▶ [WHAT THIS TASK INVOLVES]:
Report each line of the data that includes the word "Связанные".

** BEGIN INPUT DATA **

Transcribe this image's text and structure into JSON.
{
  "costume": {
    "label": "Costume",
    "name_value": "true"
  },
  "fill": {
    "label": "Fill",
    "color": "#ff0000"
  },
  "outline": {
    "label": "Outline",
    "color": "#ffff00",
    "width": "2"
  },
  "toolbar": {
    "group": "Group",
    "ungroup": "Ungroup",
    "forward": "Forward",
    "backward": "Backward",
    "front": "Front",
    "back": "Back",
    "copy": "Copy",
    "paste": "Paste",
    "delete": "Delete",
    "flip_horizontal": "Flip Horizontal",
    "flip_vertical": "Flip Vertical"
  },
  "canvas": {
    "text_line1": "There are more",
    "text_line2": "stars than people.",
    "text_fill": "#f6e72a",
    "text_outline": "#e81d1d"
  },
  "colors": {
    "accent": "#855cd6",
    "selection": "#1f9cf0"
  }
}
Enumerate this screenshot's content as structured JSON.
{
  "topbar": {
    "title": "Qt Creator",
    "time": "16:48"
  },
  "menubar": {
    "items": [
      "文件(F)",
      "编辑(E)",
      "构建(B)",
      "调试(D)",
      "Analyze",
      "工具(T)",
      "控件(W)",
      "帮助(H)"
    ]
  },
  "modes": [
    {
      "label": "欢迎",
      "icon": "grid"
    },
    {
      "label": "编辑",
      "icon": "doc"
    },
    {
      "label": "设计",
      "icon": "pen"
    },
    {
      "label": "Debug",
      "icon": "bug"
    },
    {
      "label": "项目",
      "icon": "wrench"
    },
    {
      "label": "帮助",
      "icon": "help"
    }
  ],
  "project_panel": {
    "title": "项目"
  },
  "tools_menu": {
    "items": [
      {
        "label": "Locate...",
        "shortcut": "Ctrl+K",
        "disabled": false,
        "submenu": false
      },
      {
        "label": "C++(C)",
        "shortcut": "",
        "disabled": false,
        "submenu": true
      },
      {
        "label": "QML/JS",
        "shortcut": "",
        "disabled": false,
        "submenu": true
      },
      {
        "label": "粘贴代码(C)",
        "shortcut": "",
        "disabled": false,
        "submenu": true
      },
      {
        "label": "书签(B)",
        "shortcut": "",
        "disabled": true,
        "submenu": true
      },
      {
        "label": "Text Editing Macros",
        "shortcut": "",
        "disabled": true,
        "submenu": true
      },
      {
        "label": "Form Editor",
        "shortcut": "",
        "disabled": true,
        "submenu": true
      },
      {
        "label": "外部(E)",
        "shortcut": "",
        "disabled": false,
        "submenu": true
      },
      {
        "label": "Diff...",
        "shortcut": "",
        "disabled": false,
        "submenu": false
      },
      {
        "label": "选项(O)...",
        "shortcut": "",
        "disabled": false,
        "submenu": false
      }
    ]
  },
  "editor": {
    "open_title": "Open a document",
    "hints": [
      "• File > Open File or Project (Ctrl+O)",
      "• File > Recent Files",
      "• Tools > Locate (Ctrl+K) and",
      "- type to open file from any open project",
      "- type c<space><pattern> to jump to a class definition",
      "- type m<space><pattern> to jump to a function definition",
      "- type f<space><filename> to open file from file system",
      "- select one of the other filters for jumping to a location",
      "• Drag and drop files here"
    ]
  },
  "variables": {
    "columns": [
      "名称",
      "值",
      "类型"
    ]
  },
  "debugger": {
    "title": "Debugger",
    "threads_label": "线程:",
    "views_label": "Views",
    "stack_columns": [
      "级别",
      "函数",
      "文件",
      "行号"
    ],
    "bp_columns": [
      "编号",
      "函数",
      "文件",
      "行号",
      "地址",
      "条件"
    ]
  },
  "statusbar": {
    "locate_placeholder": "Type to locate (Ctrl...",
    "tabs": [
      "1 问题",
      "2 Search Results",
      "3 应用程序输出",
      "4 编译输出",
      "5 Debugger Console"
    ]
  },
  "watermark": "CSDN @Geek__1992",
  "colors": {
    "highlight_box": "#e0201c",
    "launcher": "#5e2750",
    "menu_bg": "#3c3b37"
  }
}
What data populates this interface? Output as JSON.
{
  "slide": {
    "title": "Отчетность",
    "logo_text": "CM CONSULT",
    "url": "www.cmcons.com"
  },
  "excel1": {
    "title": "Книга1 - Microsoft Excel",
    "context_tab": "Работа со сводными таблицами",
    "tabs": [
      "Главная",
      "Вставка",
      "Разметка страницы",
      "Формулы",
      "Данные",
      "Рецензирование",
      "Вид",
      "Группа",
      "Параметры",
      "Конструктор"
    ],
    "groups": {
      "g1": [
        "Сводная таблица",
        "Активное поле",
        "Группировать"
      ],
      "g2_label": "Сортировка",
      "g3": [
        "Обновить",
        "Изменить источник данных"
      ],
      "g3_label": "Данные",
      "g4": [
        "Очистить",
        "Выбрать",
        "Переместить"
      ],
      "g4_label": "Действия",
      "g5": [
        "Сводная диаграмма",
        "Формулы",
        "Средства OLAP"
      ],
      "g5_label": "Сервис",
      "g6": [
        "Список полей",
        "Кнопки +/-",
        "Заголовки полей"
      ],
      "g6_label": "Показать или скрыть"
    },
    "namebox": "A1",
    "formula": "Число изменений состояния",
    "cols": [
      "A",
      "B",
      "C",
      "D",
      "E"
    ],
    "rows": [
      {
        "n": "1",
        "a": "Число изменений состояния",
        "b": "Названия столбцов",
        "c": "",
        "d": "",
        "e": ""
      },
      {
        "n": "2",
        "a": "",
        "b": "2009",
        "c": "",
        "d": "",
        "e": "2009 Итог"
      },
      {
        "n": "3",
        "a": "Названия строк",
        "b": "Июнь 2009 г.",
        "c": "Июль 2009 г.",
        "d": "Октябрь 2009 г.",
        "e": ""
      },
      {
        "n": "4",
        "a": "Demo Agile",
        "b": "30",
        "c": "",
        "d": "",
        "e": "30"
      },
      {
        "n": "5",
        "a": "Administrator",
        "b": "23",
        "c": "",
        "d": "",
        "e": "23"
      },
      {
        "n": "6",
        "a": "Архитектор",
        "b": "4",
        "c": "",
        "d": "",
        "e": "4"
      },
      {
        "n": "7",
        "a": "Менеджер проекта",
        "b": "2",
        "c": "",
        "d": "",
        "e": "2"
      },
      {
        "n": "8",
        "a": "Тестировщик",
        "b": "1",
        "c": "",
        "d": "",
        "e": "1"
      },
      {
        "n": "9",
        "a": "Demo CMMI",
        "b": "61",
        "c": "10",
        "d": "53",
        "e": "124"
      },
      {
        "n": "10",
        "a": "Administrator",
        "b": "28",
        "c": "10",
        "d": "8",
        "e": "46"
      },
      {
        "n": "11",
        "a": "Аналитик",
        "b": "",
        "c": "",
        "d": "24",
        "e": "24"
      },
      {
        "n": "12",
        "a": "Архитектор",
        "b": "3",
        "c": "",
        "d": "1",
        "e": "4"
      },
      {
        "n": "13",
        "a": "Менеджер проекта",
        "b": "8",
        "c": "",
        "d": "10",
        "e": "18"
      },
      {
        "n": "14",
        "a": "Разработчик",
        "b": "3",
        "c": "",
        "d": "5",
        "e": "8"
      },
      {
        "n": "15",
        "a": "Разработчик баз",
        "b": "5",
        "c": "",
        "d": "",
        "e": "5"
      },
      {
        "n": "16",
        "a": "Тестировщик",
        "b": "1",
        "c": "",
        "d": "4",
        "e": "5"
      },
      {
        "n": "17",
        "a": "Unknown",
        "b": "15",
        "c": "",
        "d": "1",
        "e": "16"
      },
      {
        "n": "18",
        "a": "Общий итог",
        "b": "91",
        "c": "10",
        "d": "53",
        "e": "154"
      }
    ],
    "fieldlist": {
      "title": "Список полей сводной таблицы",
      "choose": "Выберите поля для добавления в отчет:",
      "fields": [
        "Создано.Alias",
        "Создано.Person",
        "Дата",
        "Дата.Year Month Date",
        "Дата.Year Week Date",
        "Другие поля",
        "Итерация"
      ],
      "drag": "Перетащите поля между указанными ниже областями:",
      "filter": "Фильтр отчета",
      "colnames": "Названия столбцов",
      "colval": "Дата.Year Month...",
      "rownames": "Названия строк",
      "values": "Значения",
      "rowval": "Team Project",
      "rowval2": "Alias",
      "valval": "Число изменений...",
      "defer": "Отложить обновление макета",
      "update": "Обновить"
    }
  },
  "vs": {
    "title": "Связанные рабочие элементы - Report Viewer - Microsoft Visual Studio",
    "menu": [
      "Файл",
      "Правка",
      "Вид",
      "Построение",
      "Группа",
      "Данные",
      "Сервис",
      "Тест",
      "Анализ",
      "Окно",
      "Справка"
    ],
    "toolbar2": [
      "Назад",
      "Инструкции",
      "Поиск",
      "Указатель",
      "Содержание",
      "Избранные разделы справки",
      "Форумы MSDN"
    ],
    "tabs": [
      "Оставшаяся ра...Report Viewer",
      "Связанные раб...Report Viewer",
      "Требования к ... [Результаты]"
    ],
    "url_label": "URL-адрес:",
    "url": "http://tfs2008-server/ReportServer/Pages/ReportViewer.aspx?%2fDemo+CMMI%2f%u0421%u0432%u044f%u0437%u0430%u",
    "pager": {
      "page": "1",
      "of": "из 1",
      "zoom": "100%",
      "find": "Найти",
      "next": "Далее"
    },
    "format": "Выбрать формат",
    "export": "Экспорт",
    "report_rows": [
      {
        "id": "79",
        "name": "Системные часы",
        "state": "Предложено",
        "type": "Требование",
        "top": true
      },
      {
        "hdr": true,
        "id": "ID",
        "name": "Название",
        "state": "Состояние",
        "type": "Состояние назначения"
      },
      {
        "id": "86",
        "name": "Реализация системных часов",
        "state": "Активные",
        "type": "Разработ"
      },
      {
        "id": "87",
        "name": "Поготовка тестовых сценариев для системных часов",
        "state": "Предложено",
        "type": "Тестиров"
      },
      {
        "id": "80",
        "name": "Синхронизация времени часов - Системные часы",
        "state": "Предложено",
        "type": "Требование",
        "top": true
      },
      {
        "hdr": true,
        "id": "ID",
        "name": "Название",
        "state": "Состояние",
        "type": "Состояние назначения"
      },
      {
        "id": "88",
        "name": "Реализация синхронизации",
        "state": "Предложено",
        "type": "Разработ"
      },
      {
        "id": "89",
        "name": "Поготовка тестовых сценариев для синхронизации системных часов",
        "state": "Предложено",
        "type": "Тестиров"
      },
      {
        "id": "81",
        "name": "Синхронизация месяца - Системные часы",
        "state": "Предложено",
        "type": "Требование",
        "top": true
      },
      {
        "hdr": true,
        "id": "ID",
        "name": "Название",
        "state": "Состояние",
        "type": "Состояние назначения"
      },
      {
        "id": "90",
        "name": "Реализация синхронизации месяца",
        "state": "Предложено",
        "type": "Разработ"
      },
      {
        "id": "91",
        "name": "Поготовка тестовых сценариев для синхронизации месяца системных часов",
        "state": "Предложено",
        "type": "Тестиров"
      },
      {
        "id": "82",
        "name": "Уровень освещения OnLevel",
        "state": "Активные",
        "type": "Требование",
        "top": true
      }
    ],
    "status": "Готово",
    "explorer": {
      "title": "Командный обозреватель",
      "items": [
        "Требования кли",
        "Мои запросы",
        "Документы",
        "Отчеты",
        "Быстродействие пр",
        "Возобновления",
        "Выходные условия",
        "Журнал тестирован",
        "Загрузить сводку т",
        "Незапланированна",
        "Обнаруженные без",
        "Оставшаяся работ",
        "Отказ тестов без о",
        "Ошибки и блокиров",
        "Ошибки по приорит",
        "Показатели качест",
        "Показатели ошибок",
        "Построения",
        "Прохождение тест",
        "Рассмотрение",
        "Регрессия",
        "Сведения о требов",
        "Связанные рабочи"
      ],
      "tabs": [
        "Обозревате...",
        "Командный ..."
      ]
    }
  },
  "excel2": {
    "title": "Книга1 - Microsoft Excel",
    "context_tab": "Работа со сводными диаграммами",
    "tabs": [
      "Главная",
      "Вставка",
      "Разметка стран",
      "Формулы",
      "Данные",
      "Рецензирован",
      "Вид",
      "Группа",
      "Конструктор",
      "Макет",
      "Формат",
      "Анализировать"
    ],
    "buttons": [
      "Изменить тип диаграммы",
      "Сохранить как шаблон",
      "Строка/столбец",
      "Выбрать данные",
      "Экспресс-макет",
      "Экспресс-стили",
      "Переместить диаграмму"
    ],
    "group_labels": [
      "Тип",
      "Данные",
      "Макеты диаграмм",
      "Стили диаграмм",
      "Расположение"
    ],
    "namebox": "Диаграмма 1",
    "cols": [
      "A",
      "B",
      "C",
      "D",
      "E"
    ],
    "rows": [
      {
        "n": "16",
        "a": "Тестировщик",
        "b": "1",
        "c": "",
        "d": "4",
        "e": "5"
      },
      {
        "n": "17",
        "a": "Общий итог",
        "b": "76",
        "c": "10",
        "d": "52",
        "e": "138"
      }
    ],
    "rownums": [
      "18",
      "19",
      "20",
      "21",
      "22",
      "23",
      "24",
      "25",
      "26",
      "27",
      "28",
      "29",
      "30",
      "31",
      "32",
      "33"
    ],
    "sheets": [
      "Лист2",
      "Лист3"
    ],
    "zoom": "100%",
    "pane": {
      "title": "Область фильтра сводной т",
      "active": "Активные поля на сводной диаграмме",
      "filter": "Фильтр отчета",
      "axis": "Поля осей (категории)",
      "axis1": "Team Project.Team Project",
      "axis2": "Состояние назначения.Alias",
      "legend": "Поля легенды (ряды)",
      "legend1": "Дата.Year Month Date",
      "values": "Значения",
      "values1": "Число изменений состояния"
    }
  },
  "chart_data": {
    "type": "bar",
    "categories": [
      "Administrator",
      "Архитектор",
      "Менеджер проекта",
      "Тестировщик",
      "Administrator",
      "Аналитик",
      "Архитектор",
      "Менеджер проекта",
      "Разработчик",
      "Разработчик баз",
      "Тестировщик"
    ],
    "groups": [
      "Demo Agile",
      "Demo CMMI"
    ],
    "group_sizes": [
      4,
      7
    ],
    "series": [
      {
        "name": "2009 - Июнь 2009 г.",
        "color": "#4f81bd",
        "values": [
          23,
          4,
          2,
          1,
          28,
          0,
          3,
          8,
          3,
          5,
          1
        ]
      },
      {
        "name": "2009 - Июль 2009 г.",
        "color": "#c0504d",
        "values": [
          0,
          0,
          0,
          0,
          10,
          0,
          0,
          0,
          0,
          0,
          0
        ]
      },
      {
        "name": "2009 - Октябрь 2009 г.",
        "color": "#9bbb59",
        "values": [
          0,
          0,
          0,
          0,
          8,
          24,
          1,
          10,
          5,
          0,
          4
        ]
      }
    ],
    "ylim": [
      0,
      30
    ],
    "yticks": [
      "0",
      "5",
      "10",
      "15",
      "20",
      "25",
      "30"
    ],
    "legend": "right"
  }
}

** END INPUT DATA **

▶ [THE SOLUTION]:
    "title": "Связанные рабочие элементы - Report Viewer - Microsoft Visual Studio",
      "Связанные раб...Report Viewer",
        "Связанные рабочи"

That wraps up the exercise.